-- Provided data --
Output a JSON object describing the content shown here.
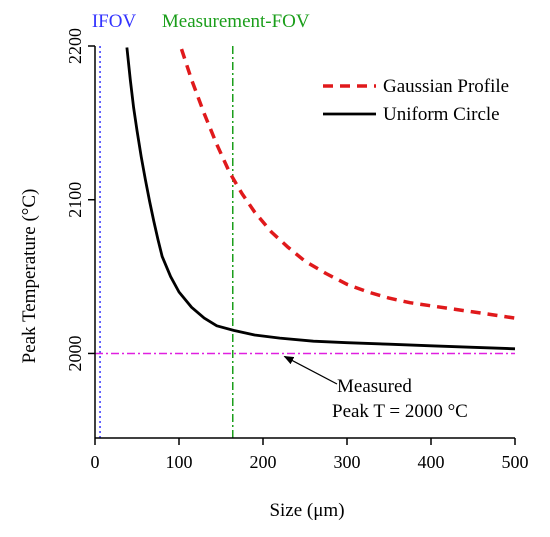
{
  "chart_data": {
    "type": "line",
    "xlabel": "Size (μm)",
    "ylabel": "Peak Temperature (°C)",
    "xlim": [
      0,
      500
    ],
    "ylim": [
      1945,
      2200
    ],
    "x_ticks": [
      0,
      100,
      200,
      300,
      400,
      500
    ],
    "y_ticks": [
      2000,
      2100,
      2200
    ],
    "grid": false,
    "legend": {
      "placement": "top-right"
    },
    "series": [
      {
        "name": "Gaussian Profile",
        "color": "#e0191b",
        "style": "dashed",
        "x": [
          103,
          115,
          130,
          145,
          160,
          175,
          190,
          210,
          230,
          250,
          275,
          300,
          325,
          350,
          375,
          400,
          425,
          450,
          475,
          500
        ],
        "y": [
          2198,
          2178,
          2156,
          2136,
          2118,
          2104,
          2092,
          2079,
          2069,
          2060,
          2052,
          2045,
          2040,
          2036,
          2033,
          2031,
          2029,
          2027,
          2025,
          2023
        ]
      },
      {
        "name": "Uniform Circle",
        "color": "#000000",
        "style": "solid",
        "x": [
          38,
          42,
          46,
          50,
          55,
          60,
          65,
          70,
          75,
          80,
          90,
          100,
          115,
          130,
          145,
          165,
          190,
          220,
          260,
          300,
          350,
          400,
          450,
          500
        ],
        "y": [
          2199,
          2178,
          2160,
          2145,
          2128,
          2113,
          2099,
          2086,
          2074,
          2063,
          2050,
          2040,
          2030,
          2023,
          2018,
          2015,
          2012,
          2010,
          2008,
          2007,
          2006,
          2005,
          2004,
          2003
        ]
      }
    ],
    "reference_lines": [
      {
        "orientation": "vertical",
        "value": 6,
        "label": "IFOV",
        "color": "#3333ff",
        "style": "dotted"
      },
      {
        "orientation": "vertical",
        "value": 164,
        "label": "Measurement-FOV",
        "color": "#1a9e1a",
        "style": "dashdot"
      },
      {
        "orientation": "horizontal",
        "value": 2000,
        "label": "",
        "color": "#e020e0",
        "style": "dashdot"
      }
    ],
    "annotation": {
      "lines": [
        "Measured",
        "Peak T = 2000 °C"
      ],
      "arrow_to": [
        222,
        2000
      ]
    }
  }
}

-- Problem to work on --
Repeat all the data as it stands, dropping any images it holds.

-- Exercise solution --
Output a JSON object describing the content shown here.
{
  "chart_data": {
    "type": "line",
    "xlabel": "Size (μm)",
    "ylabel": "Peak Temperature (°C)",
    "xlim": [
      0,
      500
    ],
    "ylim": [
      1945,
      2200
    ],
    "x_ticks": [
      0,
      100,
      200,
      300,
      400,
      500
    ],
    "y_ticks": [
      2000,
      2100,
      2200
    ],
    "grid": false,
    "legend": {
      "placement": "top-right"
    },
    "series": [
      {
        "name": "Gaussian Profile",
        "color": "#e0191b",
        "style": "dashed",
        "x": [
          103,
          115,
          130,
          145,
          160,
          175,
          190,
          210,
          230,
          250,
          275,
          300,
          325,
          350,
          375,
          400,
          425,
          450,
          475,
          500
        ],
        "y": [
          2198,
          2178,
          2156,
          2136,
          2118,
          2104,
          2092,
          2079,
          2069,
          2060,
          2052,
          2045,
          2040,
          2036,
          2033,
          2031,
          2029,
          2027,
          2025,
          2023
        ]
      },
      {
        "name": "Uniform Circle",
        "color": "#000000",
        "style": "solid",
        "x": [
          38,
          42,
          46,
          50,
          55,
          60,
          65,
          70,
          75,
          80,
          90,
          100,
          115,
          130,
          145,
          165,
          190,
          220,
          260,
          300,
          350,
          400,
          450,
          500
        ],
        "y": [
          2199,
          2178,
          2160,
          2145,
          2128,
          2113,
          2099,
          2086,
          2074,
          2063,
          2050,
          2040,
          2030,
          2023,
          2018,
          2015,
          2012,
          2010,
          2008,
          2007,
          2006,
          2005,
          2004,
          2003
        ]
      }
    ],
    "reference_lines": [
      {
        "orientation": "vertical",
        "value": 6,
        "label": "IFOV",
        "color": "#3333ff",
        "style": "dotted"
      },
      {
        "orientation": "vertical",
        "value": 164,
        "label": "Measurement-FOV",
        "color": "#1a9e1a",
        "style": "dashdot"
      },
      {
        "orientation": "horizontal",
        "value": 2000,
        "label": "",
        "color": "#e020e0",
        "style": "dashdot"
      }
    ],
    "annotation": {
      "lines": [
        "Measured",
        "Peak T = 2000 °C"
      ],
      "arrow_to": [
        222,
        2000
      ]
    }
  }
}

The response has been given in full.